— REQUIRED WORK —
Quote every line of the data below as it stands, omitting pictures.

------------

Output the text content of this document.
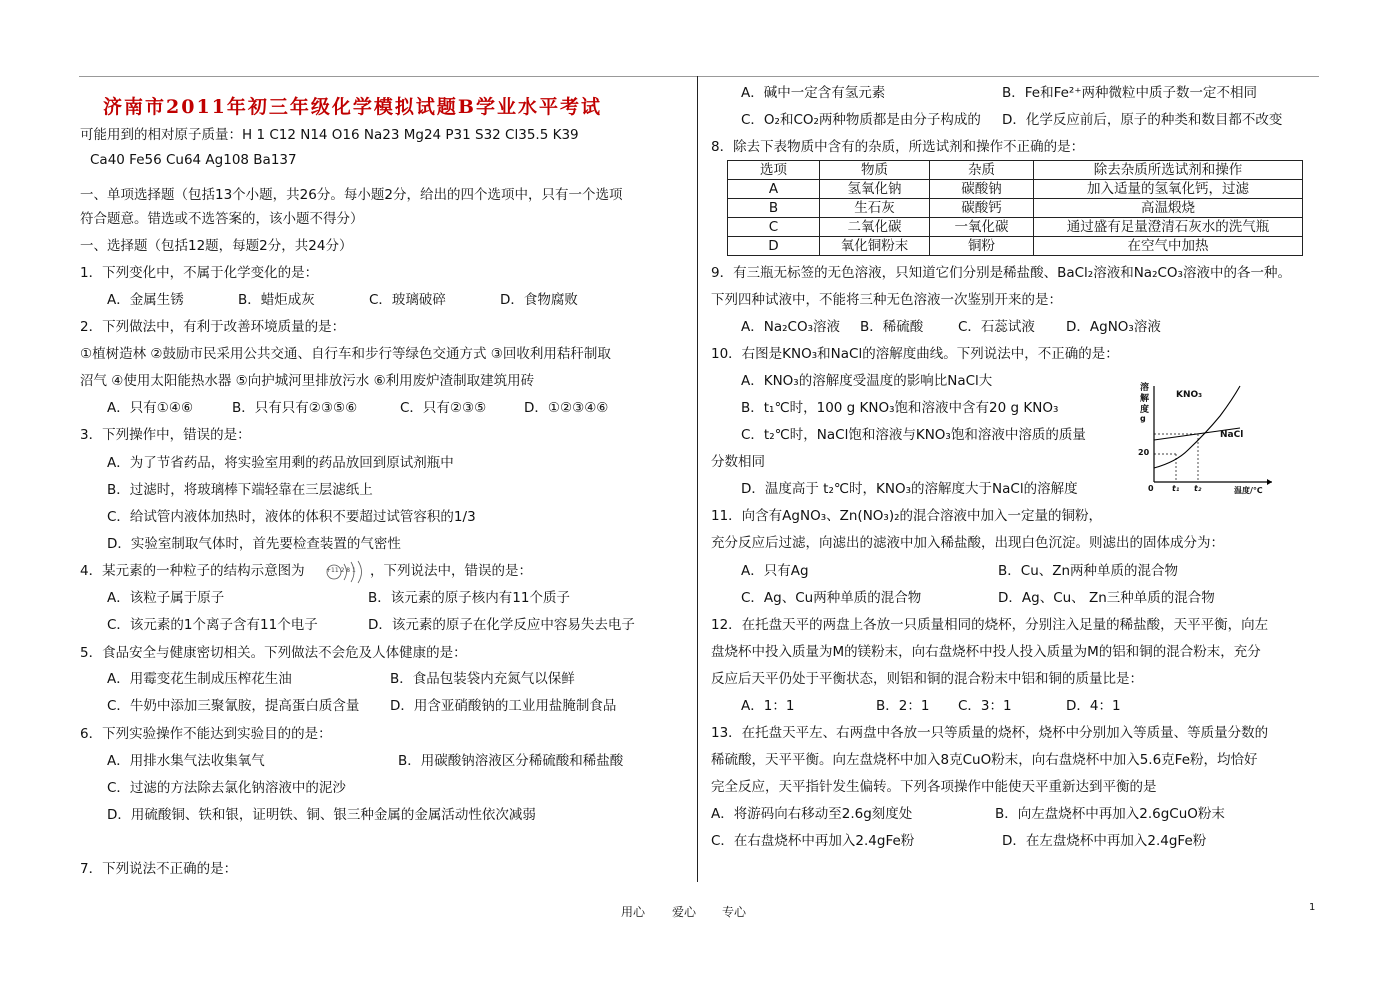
济南市2011年初三年级化学模拟试题B学业水平考试
可能用到的相对原子质量：H 1 C12 N14 O16 Na23 Mg24 P31 S32 Cl35.5 K39
Ca40 Fe56 Cu64 Ag108 Ba137
一、单项选择题（包括13个小题，共26分。每小题2分，给出的四个选项中，只有一个选项
符合题意。错选或不选答案的，该小题不得分）
一、选择题（包括12题，每题2分，共24分）
1．下列变化中，不属于化学变化的是：
A．金属生锈	B．蜡炬成灰	C．玻璃破碎	D．食物腐败
2．下列做法中，有利于改善环境质量的是：
①植树造林 ②鼓励市民采用公共交通、自行车和步行等绿色交通方式 ③回收利用秸秆制取
沼气 ④使用太阳能热水器 ⑤向护城河里排放污水 ⑥利用废炉渣制取建筑用砖
A．只有①④⑥	B．只有只有②③⑤⑥	C．只有②③⑤	D．①②③④⑥
3．下列操作中，错误的是：
A．为了节省药品，将实验室用剩的药品放回到原试剂瓶中
B．过滤时，将玻璃棒下端轻靠在三层滤纸上
C．给试管内液体加热时，液体的体积不要超过试管容积的1/3
D．实验室制取气体时，首先要检查装置的气密性
4．某元素的一种粒子的结构示意图为	+11 2 8 1 ，下列说法中，错误的是：
A．该粒子属于原子	B．该元素的原子核内有11个质子
C．该元素的1个离子含有11个电子	D．该元素的原子在化学反应中容易失去电子
5．食品安全与健康密切相关。下列做法不会危及人体健康的是：
A．用霉变花生制成压榨花生油	B．食品包装袋内充氮气以保鲜
C．牛奶中添加三聚氰胺，提高蛋白质含量 D．用含亚硝酸钠的工业用盐腌制食品
6．下列实验操作不能达到实验目的的是：
A．用排水集气法收集氧气	B．用碳酸钠溶液区分稀硫酸和稀盐酸
C．过滤的方法除去氯化钠溶液中的泥沙
D．用硫酸铜、铁和银，证明铁、铜、银三种金属的金属活动性依次减弱
7．下列说法不正确的是：
A．碱中一定含有氢元素	B．Fe和Fe²⁺两种微粒中质子数一定不相同
C．O₂和CO₂两种物质都是由分子构成的 D．化学反应前后，原子的种类和数目都不改变
8．除去下表物质中含有的杂质，所选试剂和操作不正确的是：
选项	物质	杂质	除去杂质所选试剂和操作
A	氢氧化钠	碳酸钠	加入适量的氢氧化钙，过滤
B	生石灰	碳酸钙	高温煅烧
C	二氧化碳	一氧化碳	通过盛有足量澄清石灰水的洗气瓶
D	氧化铜粉末	铜粉	在空气中加热
9．有三瓶无标签的无色溶液，只知道它们分别是稀盐酸、BaCl₂溶液和Na₂CO₃溶液中的各一种。
下列四种试液中，不能将三种无色溶液一次鉴别开来的是：
A．Na₂CO₃溶液 B．稀硫酸	C．石蕊试液 D．AgNO₃溶液
10．右图是KNO₃和NaCl的溶解度曲线。下列说法中，不正确的是：
A．KNO₃的溶解度受温度的影响比NaCl大
B．t₁℃时，100 g KNO₃饱和溶液中含有20 g KNO₃
C．t₂℃时，NaCl饱和溶液与KNO₃饱和溶液中溶质的质量
分数相同
D．温度高于 t₂℃时，KNO₃的溶解度大于NaCl的溶解度
溶
解
度
g
20
0 t₁ t₂	温度/℃
KNO₃
NaCl
11．向含有AgNO₃、Zn(NO₃)₂的混合溶液中加入一定量的铜粉，
充分反应后过滤，向滤出的滤液中加入稀盐酸，出现白色沉淀。则滤出的固体成分为：
A．只有Ag	B．Cu、Zn两种单质的混合物
C．Ag、Cu两种单质的混合物	D．Ag、Cu、 Zn三种单质的混合物
12．在托盘天平的两盘上各放一只质量相同的烧杯，分别注入足量的稀盐酸，天平平衡，向左
盘烧杯中投入质量为M的镁粉末，向右盘烧杯中投人投入质量为M的铝和铜的混合粉末，充分
反应后天平仍处于平衡状态，则铝和铜的混合粉末中铝和铜的质量比是：
A．1：1	B．2：1 C．3：1	D．4：1
13．在托盘天平左、右两盘中各放一只等质量的烧杯，烧杯中分别加入等质量、等质量分数的
稀硫酸，天平平衡。向左盘烧杯中加入8克CuO粉末，向右盘烧杯中加入5.6克Fe粉，均恰好
完全反应，天平指针发生偏转。下列各项操作中能使天平重新达到平衡的是
A．将游码向右移动至2.6g刻度处	B．向左盘烧杯中再加入2.6gCuO粉末
C．在右盘烧杯中再加入2.4gFe粉	D．在左盘烧杯中再加入2.4gFe粉
用心 爱心 专心	1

------------

— FINAL RESULT —
Output the text content of this document.
济南市2011年初三年级化学模拟试题B学业水平考试
可能用到的相对原子质量：H 1 C12 N14 O16 Na23 Mg24 P31 S32 Cl35.5 K39
Ca40 Fe56 Cu64 Ag108 Ba137
一、单项选择题（包括13个小题，共26分。每小题2分，给出的四个选项中，只有一个选项
符合题意。错选或不选答案的，该小题不得分）
一、选择题（包括12题，每题2分，共24分）
1．下列变化中，不属于化学变化的是：
A．金属生锈	B．蜡炬成灰	C．玻璃破碎	D．食物腐败
2．下列做法中，有利于改善环境质量的是：
①植树造林 ②鼓励市民采用公共交通、自行车和步行等绿色交通方式 ③回收利用秸秆制取
沼气 ④使用太阳能热水器 ⑤向护城河里排放污水 ⑥利用废炉渣制取建筑用砖
A．只有①④⑥	B．只有只有②③⑤⑥	C．只有②③⑤	D．①②③④⑥
3．下列操作中，错误的是：
A．为了节省药品，将实验室用剩的药品放回到原试剂瓶中
B．过滤时，将玻璃棒下端轻靠在三层滤纸上
C．给试管内液体加热时，液体的体积不要超过试管容积的1/3
D．实验室制取气体时，首先要检查装置的气密性
4．某元素的一种粒子的结构示意图为	+11 2 8 1 ，下列说法中，错误的是：
A．该粒子属于原子	B．该元素的原子核内有11个质子
C．该元素的1个离子含有11个电子	D．该元素的原子在化学反应中容易失去电子
5．食品安全与健康密切相关。下列做法不会危及人体健康的是：
A．用霉变花生制成压榨花生油	B．食品包装袋内充氮气以保鲜
C．牛奶中添加三聚氰胺，提高蛋白质含量 D．用含亚硝酸钠的工业用盐腌制食品
6．下列实验操作不能达到实验目的的是：
A．用排水集气法收集氧气	B．用碳酸钠溶液区分稀硫酸和稀盐酸
C．过滤的方法除去氯化钠溶液中的泥沙
D．用硫酸铜、铁和银，证明铁、铜、银三种金属的金属活动性依次减弱
7．下列说法不正确的是：
A．碱中一定含有氢元素	B．Fe和Fe²⁺两种微粒中质子数一定不相同
C．O₂和CO₂两种物质都是由分子构成的 D．化学反应前后，原子的种类和数目都不改变
8．除去下表物质中含有的杂质，所选试剂和操作不正确的是：
选项	物质	杂质	除去杂质所选试剂和操作
A	氢氧化钠	碳酸钠	加入适量的氢氧化钙，过滤
B	生石灰	碳酸钙	高温煅烧
C	二氧化碳	一氧化碳	通过盛有足量澄清石灰水的洗气瓶
D	氧化铜粉末	铜粉	在空气中加热
9．有三瓶无标签的无色溶液，只知道它们分别是稀盐酸、BaCl₂溶液和Na₂CO₃溶液中的各一种。
下列四种试液中，不能将三种无色溶液一次鉴别开来的是：
A．Na₂CO₃溶液 B．稀硫酸	C．石蕊试液 D．AgNO₃溶液
10．右图是KNO₃和NaCl的溶解度曲线。下列说法中，不正确的是：
A．KNO₃的溶解度受温度的影响比NaCl大
B．t₁℃时，100 g KNO₃饱和溶液中含有20 g KNO₃
C．t₂℃时，NaCl饱和溶液与KNO₃饱和溶液中溶质的质量
分数相同
D．温度高于 t₂℃时，KNO₃的溶解度大于NaCl的溶解度
溶
解
度
g
20
0 t₁ t₂	温度/℃
KNO₃
NaCl
11．向含有AgNO₃、Zn(NO₃)₂的混合溶液中加入一定量的铜粉，
充分反应后过滤，向滤出的滤液中加入稀盐酸，出现白色沉淀。则滤出的固体成分为：
A．只有Ag	B．Cu、Zn两种单质的混合物
C．Ag、Cu两种单质的混合物	D．Ag、Cu、 Zn三种单质的混合物
12．在托盘天平的两盘上各放一只质量相同的烧杯，分别注入足量的稀盐酸，天平平衡，向左
盘烧杯中投入质量为M的镁粉末，向右盘烧杯中投人投入质量为M的铝和铜的混合粉末，充分
反应后天平仍处于平衡状态，则铝和铜的混合粉末中铝和铜的质量比是：
A．1：1	B．2：1 C．3：1	D．4：1
13．在托盘天平左、右两盘中各放一只等质量的烧杯，烧杯中分别加入等质量、等质量分数的
稀硫酸，天平平衡。向左盘烧杯中加入8克CuO粉末，向右盘烧杯中加入5.6克Fe粉，均恰好
完全反应，天平指针发生偏转。下列各项操作中能使天平重新达到平衡的是
A．将游码向右移动至2.6g刻度处	B．向左盘烧杯中再加入2.6gCuO粉末
C．在右盘烧杯中再加入2.4gFe粉	D．在左盘烧杯中再加入2.4gFe粉
用心 爱心 专心	1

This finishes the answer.